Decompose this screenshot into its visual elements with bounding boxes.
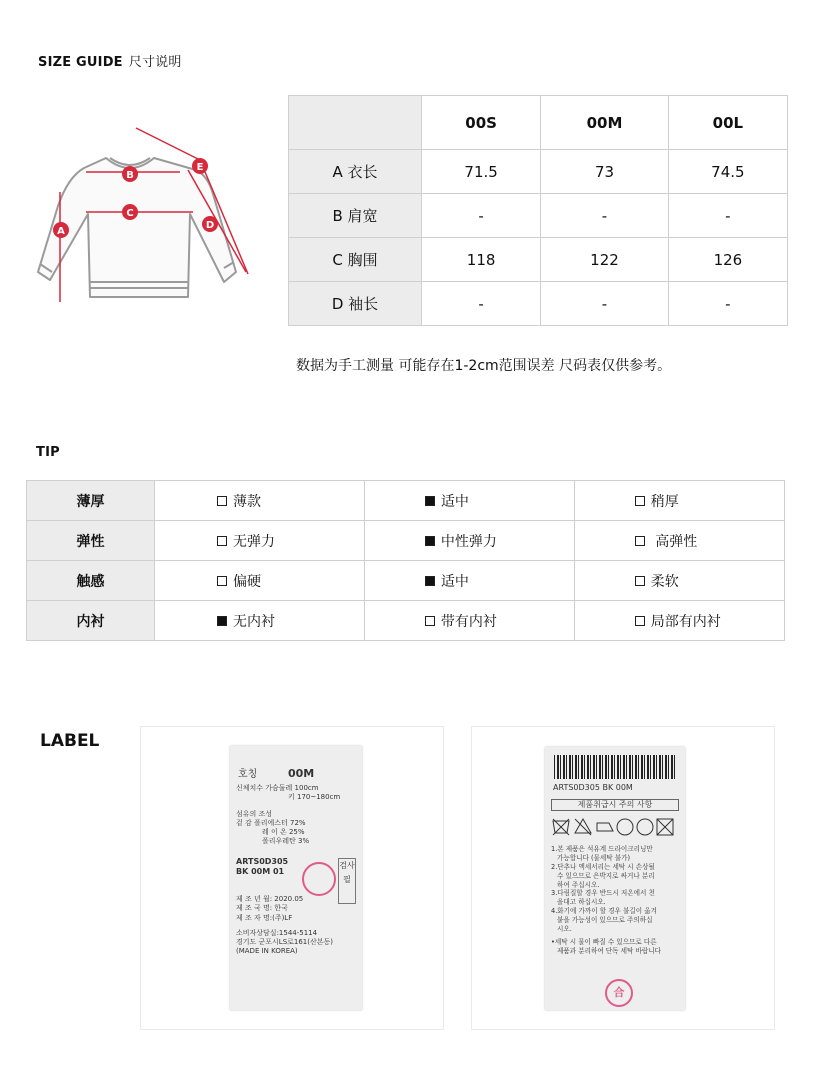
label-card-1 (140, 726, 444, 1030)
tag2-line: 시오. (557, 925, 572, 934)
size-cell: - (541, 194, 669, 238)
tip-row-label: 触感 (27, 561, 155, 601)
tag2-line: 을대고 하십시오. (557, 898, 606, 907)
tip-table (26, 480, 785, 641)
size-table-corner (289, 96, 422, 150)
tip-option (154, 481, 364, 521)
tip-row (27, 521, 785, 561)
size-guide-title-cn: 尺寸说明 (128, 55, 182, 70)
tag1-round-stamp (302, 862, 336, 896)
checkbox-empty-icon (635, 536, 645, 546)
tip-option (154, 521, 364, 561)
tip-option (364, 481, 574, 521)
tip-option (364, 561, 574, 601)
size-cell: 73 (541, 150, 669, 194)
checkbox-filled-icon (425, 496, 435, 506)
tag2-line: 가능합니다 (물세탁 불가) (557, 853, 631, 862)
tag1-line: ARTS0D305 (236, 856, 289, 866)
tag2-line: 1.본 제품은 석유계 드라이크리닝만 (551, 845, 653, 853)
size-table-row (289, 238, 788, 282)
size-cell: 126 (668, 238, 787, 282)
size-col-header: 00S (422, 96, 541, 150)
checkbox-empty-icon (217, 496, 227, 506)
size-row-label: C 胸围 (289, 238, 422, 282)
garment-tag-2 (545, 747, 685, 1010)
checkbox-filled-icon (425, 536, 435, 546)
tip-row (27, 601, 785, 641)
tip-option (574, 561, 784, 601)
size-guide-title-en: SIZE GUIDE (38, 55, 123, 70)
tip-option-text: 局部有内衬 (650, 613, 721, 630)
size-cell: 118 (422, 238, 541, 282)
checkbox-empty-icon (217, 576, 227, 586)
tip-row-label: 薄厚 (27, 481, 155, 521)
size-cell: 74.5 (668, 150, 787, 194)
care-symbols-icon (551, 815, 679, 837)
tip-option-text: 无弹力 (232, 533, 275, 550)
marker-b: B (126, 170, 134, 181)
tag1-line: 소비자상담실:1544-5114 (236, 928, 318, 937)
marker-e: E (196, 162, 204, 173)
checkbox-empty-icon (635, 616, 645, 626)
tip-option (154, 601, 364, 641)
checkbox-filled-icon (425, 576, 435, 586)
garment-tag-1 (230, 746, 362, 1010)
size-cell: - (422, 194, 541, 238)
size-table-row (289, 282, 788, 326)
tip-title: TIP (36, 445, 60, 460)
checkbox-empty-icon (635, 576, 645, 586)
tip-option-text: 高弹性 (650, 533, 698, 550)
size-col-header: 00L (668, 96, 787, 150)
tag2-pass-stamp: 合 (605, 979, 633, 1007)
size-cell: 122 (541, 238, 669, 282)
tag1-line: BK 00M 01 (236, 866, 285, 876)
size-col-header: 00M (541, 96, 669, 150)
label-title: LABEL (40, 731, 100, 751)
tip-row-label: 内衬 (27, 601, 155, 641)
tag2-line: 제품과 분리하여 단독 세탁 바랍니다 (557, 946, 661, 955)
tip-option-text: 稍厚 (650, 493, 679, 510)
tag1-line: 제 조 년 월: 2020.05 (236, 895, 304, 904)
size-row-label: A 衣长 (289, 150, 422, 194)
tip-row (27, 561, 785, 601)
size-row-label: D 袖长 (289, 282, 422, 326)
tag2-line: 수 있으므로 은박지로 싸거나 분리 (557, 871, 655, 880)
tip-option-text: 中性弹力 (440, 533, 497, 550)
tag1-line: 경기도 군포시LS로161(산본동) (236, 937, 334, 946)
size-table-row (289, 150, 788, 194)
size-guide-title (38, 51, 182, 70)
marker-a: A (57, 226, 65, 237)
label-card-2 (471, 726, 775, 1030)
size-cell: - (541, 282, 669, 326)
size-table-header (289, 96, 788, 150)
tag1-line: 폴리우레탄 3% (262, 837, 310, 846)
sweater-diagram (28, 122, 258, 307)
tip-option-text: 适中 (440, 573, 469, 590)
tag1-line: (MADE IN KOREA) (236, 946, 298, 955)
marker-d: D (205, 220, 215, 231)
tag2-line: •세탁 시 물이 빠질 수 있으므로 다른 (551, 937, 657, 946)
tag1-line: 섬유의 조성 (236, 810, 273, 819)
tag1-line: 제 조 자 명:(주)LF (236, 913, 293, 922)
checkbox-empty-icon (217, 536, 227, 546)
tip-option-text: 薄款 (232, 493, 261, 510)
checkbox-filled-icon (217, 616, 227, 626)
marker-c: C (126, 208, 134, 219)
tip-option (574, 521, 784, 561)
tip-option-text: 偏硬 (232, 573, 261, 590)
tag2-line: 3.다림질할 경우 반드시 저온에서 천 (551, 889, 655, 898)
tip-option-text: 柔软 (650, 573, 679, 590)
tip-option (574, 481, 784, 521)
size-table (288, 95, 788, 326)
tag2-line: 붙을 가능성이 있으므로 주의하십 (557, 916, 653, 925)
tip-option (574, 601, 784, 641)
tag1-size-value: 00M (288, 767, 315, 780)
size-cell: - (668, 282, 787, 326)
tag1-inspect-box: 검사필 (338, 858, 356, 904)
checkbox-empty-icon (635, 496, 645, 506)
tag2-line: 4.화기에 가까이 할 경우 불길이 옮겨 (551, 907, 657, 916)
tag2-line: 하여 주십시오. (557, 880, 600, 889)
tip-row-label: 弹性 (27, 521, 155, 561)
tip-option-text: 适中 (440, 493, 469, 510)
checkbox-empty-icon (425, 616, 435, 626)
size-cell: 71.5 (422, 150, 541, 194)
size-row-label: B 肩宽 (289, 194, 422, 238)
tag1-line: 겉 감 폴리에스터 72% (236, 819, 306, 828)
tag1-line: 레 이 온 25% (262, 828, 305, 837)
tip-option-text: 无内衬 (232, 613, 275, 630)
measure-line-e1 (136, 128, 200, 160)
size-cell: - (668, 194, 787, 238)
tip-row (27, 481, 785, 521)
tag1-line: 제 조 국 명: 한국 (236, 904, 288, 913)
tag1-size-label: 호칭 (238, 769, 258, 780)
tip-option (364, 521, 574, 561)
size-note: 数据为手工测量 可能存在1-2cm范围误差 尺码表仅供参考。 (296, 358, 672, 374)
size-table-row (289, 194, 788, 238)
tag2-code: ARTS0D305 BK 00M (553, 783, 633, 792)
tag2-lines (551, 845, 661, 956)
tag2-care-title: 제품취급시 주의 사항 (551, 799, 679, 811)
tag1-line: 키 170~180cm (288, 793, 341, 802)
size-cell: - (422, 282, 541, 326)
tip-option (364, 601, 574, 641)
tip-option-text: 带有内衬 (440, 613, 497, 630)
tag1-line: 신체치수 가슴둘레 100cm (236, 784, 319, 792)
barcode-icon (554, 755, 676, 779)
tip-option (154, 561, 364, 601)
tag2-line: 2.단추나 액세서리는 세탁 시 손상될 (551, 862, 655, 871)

● ● ●

_Aim of the exercise:_ Render each line of the material above as a JSON list of strings, one string per line, leaving out blank lines and the picture.

_Answer to the exercise:_
[
  "Decompose this screenshot into its visual elements with bounding boxes.",
  "label-card-1 (140, 726, 444, 1030)",
  "tag2-line: 시오. (557, 925, 572, 934)",
  "size-cell: - (541, 194, 669, 238)",
  "tip-row-label: 触感 (27, 561, 155, 601)",
  "tag2-line: 을대고 하십시오. (557, 898, 606, 907)",
  "tip-table (26, 480, 785, 641)",
  "size-table-corner (289, 96, 422, 150)",
  "tip-option (154, 481, 364, 521)",
  "tip-row (27, 521, 785, 561)",
  "size-guide-title-cn: 尺寸说明 (128, 55, 182, 70)",
  "tag1-round-stamp (302, 862, 336, 896)",
  "checkbox-empty-icon (635, 536, 645, 546)",
  "tip-option (154, 521, 364, 561)",
  "tip-option (364, 481, 574, 521)",
  "tip-option (364, 561, 574, 601)",
  "size-cell: 73 (541, 150, 669, 194)",
  "checkbox-filled-icon (425, 496, 435, 506)",
  "tag2-line: 가능합니다 (물세탁 불가) (557, 853, 631, 862)",
  "tag1-line: ARTS0D305 (236, 856, 289, 866)",
  "tag2-line: 1.본 제품은 석유계 드라이크리닝만 (551, 845, 653, 853)",
  "size-table-row (289, 238, 788, 282)",
  "size-cell: 126 (668, 238, 787, 282)",
  "size-col-header: 00S (422, 96, 541, 150)",
  "checkbox-empty-icon (217, 496, 227, 506)",
  "size-row-label: C 胸围 (289, 238, 422, 282)",
  "garment-tag-2 (545, 747, 685, 1010)",
  "checkbox-filled-icon (425, 536, 435, 546)",
  "tip-row (27, 601, 785, 641)",
  "tip-option (574, 561, 784, 601)",
  "size-guide-title-en: SIZE GUIDE (38, 55, 123, 70)",
  "tip-option-text: 局部有内衬 (650, 613, 721, 630)",
  "size-cell: 118 (422, 238, 541, 282)",
  "checkbox-empty-icon (217, 576, 227, 586)",
  "tip-row-label: 薄厚 (27, 481, 155, 521)",
  "size-cell: 74.5 (668, 150, 787, 194)",
  "care-symbols-icon (551, 815, 679, 837)",
  "tip-option-text: 无弹力 (232, 533, 275, 550)",
  "marker-b: B (126, 170, 134, 181)",
  "tag1-line: 소비자상담실:1544-5114 (236, 928, 318, 937)",
  "marker-e: E (196, 162, 204, 173)",
  "checkbox-empty-icon (635, 616, 645, 626)",
  "tip-option (154, 601, 364, 641)",
  "checkbox-filled-icon (425, 576, 435, 586)",
  "garment-tag-1 (230, 746, 362, 1010)",
  "size-cell: - (422, 194, 541, 238)",
  "size-table-row (289, 282, 788, 326)",
  "tip-title: TIP (36, 445, 60, 460)",
  "checkbox-empty-icon (635, 576, 645, 586)",
  "tip-option-text: 高弹性 (650, 533, 698, 550)",
  "size-col-header: 00L (668, 96, 787, 150)",
  "tag2-pass-stamp: 合 (605, 979, 633, 1007)",
  "size-cell: 122 (541, 238, 669, 282)",
  "tag1-line: BK 00M 01 (236, 866, 285, 876)",
  "size-col-header: 00M (541, 96, 669, 150)",
  "label-title: LABEL (40, 731, 100, 751)",
  "tip-row-label: 内衬 (27, 601, 155, 641)",
  "tag2-line: 제품과 분리하여 단독 세탁 바랍니다 (557, 946, 661, 955)",
  "tip-option-text: 稍厚 (650, 493, 679, 510)",
  "tag1-line: 제 조 년 월: 2020.05 (236, 895, 304, 904)",
  "size-row-label: A 衣长 (289, 150, 422, 194)",
  "tip-row (27, 561, 785, 601)",
  "size-row-label: D 袖长 (289, 282, 422, 326)",
  "tag2-line: 수 있으므로 은박지로 싸거나 분리 (557, 871, 655, 880)",
  "tip-option-text: 中性弹力 (440, 533, 497, 550)",
  "tag1-line: 경기도 군포시LS로161(산본동) (236, 937, 334, 946)",
  "size-table-row (289, 150, 788, 194)",
  "size-guide-title (38, 51, 182, 70)",
  "marker-a: A (57, 226, 65, 237)",
  "label-card-2 (471, 726, 775, 1030)",
  "size-cell: - (541, 282, 669, 326)",
  "size-table-header (289, 96, 788, 150)",
  "tag1-line: 폴리우레탄 3% (262, 837, 310, 846)",
  "sweater-diagram (28, 122, 258, 307)",
  "tip-option-text: 适中 (440, 573, 469, 590)",
  "tag1-line: (MADE IN KOREA) (236, 946, 298, 955)",
  "marker-d: D (205, 220, 215, 231)",
  "tag2-line: •세탁 시 물이 빠질 수 있으므로 다른 (551, 937, 657, 946)",
  "tag1-line: 섬유의 조성 (236, 810, 273, 819)",
  "tag1-line: 제 조 자 명:(주)LF (236, 913, 293, 922)",
  "checkbox-empty-icon (217, 536, 227, 546)",
  "tip-option-text: 薄款 (232, 493, 261, 510)",
  "checkbox-filled-icon (217, 616, 227, 626)",
  "marker-c: C (126, 208, 134, 219)",
  "tip-option (574, 521, 784, 561)",
  "tip-option-text: 偏硬 (232, 573, 261, 590)",
  "tag2-line: 3.다림질할 경우 반드시 저온에서 천 (551, 889, 655, 898)",
  "tip-option-text: 柔软 (650, 573, 679, 590)",
  "tip-option (574, 481, 784, 521)",
  "size-table (288, 95, 788, 326)",
  "tag2-line: 붙을 가능성이 있으므로 주의하십 (557, 916, 653, 925)",
  "tip-option (574, 601, 784, 641)",
  "tag1-size-value: 00M (288, 767, 315, 780)",
  "size-cell: - (668, 282, 787, 326)",
  "tag1-inspect-box: 검사필 (338, 858, 356, 904)",
  "checkbox-empty-icon (635, 496, 645, 506)",
  "tag2-line: 4.화기에 가까이 할 경우 불길이 옮겨 (551, 907, 657, 916)",
  "tag2-line: 하여 주십시오. (557, 880, 600, 889)",
  "tip-row-label: 弹性 (27, 521, 155, 561)",
  "tip-option-text: 适中 (440, 493, 469, 510)",
  "checkbox-empty-icon (425, 616, 435, 626)",
  "size-cell: 71.5 (422, 150, 541, 194)",
  "size-row-label: B 肩宽 (289, 194, 422, 238)",
  "tag1-line: 겉 감 폴리에스터 72% (236, 819, 306, 828)",
  "tag1-line: 레 이 온 25% (262, 828, 305, 837)",
  "tip-option-text: 无内衬 (232, 613, 275, 630)",
  "measure-line-e1 (136, 128, 200, 160)",
  "size-cell: - (668, 194, 787, 238)",
  "tip-row (27, 481, 785, 521)",
  "tag1-line: 제 조 국 명: 한국 (236, 904, 288, 913)",
  "tag1-size-label: 호칭 (238, 769, 258, 780)",
  "tip-option (364, 521, 574, 561)",
  "size-note: 数据为手工测量 可能存在1-2cm范围误差 尺码表仅供参考。 (296, 358, 672, 374)",
  "size-table-row (289, 194, 788, 238)",
  "tag2-code: ARTS0D305 BK 00M (553, 783, 633, 792)",
  "tag2-lines (551, 845, 661, 956)",
  "tag2-care-title: 제품취급시 주의 사항 (551, 799, 679, 811)",
  "tag1-line: 키 170~180cm (288, 793, 341, 802)",
  "size-cell: - (422, 282, 541, 326)",
  "tip-option (364, 601, 574, 641)",
  "tip-option-text: 带有内衬 (440, 613, 497, 630)",
  "tag1-line: 신체치수 가슴둘레 100cm (236, 784, 319, 792)",
  "barcode-icon (554, 755, 676, 779)",
  "tip-option (154, 561, 364, 601)",
  "tag2-line: 2.단추나 액세서리는 세탁 시 손상될 (551, 862, 655, 871)"
]